======== ROWS ========
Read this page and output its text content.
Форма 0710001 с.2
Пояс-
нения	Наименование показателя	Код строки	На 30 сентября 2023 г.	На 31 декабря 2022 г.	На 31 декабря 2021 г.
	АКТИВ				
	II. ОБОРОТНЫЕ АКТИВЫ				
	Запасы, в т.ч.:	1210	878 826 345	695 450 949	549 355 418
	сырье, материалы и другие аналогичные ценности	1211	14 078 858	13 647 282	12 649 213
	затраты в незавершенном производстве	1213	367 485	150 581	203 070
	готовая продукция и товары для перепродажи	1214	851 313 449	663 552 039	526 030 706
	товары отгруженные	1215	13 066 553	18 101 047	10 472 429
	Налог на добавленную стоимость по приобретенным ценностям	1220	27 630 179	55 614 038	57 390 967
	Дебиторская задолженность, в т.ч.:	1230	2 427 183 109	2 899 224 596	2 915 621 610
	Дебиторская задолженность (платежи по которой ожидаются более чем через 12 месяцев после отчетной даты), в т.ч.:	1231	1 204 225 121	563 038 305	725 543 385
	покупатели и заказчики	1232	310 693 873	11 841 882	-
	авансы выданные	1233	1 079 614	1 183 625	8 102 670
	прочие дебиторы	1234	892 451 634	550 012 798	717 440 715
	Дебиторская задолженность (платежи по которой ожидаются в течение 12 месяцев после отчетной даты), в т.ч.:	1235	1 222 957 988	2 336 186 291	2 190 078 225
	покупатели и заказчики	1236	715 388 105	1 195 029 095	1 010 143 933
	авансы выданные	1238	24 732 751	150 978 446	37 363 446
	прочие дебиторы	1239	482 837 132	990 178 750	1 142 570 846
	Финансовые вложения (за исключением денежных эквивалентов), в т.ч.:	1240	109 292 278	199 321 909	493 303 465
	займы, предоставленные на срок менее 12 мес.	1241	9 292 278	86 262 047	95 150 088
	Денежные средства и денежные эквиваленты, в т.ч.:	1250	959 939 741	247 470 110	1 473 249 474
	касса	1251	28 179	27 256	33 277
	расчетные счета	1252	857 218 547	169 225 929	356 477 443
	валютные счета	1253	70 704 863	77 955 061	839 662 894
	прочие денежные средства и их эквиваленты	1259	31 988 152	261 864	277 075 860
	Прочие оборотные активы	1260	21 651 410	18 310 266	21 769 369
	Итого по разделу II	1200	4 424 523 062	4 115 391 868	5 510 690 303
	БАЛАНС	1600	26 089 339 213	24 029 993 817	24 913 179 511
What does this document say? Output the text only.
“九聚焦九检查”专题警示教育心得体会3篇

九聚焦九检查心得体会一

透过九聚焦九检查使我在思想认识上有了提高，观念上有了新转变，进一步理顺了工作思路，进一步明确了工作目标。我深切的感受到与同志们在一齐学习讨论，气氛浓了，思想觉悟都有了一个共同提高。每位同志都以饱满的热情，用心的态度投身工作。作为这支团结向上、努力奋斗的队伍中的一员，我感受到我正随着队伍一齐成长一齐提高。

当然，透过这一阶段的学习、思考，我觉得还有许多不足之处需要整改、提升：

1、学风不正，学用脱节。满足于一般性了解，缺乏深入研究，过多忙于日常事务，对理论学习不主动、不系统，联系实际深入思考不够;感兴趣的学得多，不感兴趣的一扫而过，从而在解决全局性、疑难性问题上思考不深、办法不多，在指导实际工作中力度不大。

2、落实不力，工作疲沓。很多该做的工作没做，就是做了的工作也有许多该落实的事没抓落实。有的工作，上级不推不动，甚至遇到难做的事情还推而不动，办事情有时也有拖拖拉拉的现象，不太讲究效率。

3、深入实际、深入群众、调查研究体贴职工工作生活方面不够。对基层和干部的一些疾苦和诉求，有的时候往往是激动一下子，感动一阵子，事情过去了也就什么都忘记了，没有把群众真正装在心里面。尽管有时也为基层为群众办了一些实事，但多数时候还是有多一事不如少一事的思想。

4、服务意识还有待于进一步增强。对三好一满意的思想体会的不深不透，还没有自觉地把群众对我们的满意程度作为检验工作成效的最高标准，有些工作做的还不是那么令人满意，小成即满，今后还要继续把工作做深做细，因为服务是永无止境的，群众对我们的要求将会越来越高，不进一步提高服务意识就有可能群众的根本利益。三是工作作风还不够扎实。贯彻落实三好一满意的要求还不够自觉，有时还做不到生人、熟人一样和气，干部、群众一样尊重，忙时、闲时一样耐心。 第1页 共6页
========
◆ EXERCISE: Reproduce exactly the lines from the one with "What does this" through the end of the entries above, both ends included.

◆ EXPECTED ANSWER:
What does this document say? Output the text only.
“九聚焦九检查”专题警示教育心得体会3篇

九聚焦九检查心得体会一

透过九聚焦九检查使我在思想认识上有了提高，观念上有了新转变，进一步理顺了工作思路，进一步明确了工作目标。我深切的感受到与同志们在一齐学习讨论，气氛浓了，思想觉悟都有了一个共同提高。每位同志都以饱满的热情，用心的态度投身工作。作为这支团结向上、努力奋斗的队伍中的一员，我感受到我正随着队伍一齐成长一齐提高。

当然，透过这一阶段的学习、思考，我觉得还有许多不足之处需要整改、提升：

1、学风不正，学用脱节。满足于一般性了解，缺乏深入研究，过多忙于日常事务，对理论学习不主动、不系统，联系实际深入思考不够;感兴趣的学得多，不感兴趣的一扫而过，从而在解决全局性、疑难性问题上思考不深、办法不多，在指导实际工作中力度不大。

2、落实不力，工作疲沓。很多该做的工作没做，就是做了的工作也有许多该落实的事没抓落实。有的工作，上级不推不动，甚至遇到难做的事情还推而不动，办事情有时也有拖拖拉拉的现象，不太讲究效率。

3、深入实际、深入群众、调查研究体贴职工工作生活方面不够。对基层和干部的一些疾苦和诉求，有的时候往往是激动一下子，感动一阵子，事情过去了也就什么都忘记了，没有把群众真正装在心里面。尽管有时也为基层为群众办了一些实事，但多数时候还是有多一事不如少一事的思想。

4、服务意识还有待于进一步增强。对三好一满意的思想体会的不深不透，还没有自觉地把群众对我们的满意程度作为检验工作成效的最高标准，有些工作做的还不是那么令人满意，小成即满，今后还要继续把工作做深做细，因为服务是永无止境的，群众对我们的要求将会越来越高，不进一步提高服务意识就有可能群众的根本利益。三是工作作风还不够扎实。贯彻落实三好一满意的要求还不够自觉，有时还做不到生人、熟人一样和气，干部、群众一样尊重，忙时、闲时一样耐心。 第1页 共6页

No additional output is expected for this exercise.